_What the task asks:_
Write out the records below once more, exactly as they stand.

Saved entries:

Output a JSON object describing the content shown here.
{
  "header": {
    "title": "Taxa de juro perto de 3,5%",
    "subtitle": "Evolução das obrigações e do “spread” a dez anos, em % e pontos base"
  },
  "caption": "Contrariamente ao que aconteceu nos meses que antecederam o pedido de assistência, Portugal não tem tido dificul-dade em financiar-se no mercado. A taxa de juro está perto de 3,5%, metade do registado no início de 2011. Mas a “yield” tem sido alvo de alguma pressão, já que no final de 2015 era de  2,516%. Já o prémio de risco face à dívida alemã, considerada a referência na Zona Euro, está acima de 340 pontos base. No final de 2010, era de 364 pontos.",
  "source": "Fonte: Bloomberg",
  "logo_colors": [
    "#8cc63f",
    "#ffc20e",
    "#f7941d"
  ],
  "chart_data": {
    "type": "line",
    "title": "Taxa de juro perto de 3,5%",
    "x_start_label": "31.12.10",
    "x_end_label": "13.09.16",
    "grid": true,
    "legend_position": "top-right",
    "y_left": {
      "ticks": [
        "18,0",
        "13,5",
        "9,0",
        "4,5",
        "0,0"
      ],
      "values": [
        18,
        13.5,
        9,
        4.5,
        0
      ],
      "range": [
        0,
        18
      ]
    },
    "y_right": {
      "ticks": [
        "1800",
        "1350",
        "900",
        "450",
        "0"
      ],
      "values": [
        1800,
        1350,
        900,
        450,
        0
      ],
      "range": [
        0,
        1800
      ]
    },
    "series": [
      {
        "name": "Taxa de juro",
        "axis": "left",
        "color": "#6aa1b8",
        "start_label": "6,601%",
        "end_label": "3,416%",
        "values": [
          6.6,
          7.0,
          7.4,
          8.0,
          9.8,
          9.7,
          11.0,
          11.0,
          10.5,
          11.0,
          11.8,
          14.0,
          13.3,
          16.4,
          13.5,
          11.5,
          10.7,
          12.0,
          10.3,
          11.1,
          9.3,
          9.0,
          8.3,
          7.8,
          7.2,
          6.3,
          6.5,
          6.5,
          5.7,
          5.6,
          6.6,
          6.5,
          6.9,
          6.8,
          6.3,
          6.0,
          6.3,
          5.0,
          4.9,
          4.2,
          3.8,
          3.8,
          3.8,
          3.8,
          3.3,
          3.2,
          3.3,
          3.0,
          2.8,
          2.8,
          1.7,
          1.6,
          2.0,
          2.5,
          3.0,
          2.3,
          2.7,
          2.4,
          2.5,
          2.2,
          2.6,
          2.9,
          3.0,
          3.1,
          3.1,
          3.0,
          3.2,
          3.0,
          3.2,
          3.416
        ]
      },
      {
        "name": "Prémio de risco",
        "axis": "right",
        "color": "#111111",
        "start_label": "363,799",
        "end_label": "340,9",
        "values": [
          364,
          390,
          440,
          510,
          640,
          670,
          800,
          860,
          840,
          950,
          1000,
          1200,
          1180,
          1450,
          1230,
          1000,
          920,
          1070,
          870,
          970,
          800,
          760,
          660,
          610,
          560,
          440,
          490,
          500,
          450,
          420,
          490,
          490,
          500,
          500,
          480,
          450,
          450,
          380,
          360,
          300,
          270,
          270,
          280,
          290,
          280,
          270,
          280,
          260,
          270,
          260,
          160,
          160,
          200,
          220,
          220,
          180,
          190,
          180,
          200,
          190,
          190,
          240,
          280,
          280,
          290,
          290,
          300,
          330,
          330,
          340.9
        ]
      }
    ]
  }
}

_Correct response:_
Output a JSON object describing the content shown here.
{
  "header": {
    "title": "Taxa de juro perto de 3,5%",
    "subtitle": "Evolução das obrigações e do “spread” a dez anos, em % e pontos base"
  },
  "caption": "Contrariamente ao que aconteceu nos meses que antecederam o pedido de assistência, Portugal não tem tido dificul-dade em financiar-se no mercado. A taxa de juro está perto de 3,5%, metade do registado no início de 2011. Mas a “yield” tem sido alvo de alguma pressão, já que no final de 2015 era de  2,516%. Já o prémio de risco face à dívida alemã, considerada a referência na Zona Euro, está acima de 340 pontos base. No final de 2010, era de 364 pontos.",
  "source": "Fonte: Bloomberg",
  "logo_colors": [
    "#8cc63f",
    "#ffc20e",
    "#f7941d"
  ],
  "chart_data": {
    "type": "line",
    "title": "Taxa de juro perto de 3,5%",
    "x_start_label": "31.12.10",
    "x_end_label": "13.09.16",
    "grid": true,
    "legend_position": "top-right",
    "y_left": {
      "ticks": [
        "18,0",
        "13,5",
        "9,0",
        "4,5",
        "0,0"
      ],
      "values": [
        18,
        13.5,
        9,
        4.5,
        0
      ],
      "range": [
        0,
        18
      ]
    },
    "y_right": {
      "ticks": [
        "1800",
        "1350",
        "900",
        "450",
        "0"
      ],
      "values": [
        1800,
        1350,
        900,
        450,
        0
      ],
      "range": [
        0,
        1800
      ]
    },
    "series": [
      {
        "name": "Taxa de juro",
        "axis": "left",
        "color": "#6aa1b8",
        "start_label": "6,601%",
        "end_label": "3,416%",
        "values": [
          6.6,
          7.0,
          7.4,
          8.0,
          9.8,
          9.7,
          11.0,
          11.0,
          10.5,
          11.0,
          11.8,
          14.0,
          13.3,
          16.4,
          13.5,
          11.5,
          10.7,
          12.0,
          10.3,
          11.1,
          9.3,
          9.0,
          8.3,
          7.8,
          7.2,
          6.3,
          6.5,
          6.5,
          5.7,
          5.6,
          6.6,
          6.5,
          6.9,
          6.8,
          6.3,
          6.0,
          6.3,
          5.0,
          4.9,
          4.2,
          3.8,
          3.8,
          3.8,
          3.8,
          3.3,
          3.2,
          3.3,
          3.0,
          2.8,
          2.8,
          1.7,
          1.6,
          2.0,
          2.5,
          3.0,
          2.3,
          2.7,
          2.4,
          2.5,
          2.2,
          2.6,
          2.9,
          3.0,
          3.1,
          3.1,
          3.0,
          3.2,
          3.0,
          3.2,
          3.416
        ]
      },
      {
        "name": "Prémio de risco",
        "axis": "right",
        "color": "#111111",
        "start_label": "363,799",
        "end_label": "340,9",
        "values": [
          364,
          390,
          440,
          510,
          640,
          670,
          800,
          860,
          840,
          950,
          1000,
          1200,
          1180,
          1450,
          1230,
          1000,
          920,
          1070,
          870,
          970,
          800,
          760,
          660,
          610,
          560,
          440,
          490,
          500,
          450,
          420,
          490,
          490,
          500,
          500,
          480,
          450,
          450,
          380,
          360,
          300,
          270,
          270,
          280,
          290,
          280,
          270,
          280,
          260,
          270,
          260,
          160,
          160,
          200,
          220,
          220,
          180,
          190,
          180,
          200,
          190,
          190,
          240,
          280,
          280,
          290,
          290,
          300,
          330,
          330,
          340.9
        ]
      }
    ]
  }
}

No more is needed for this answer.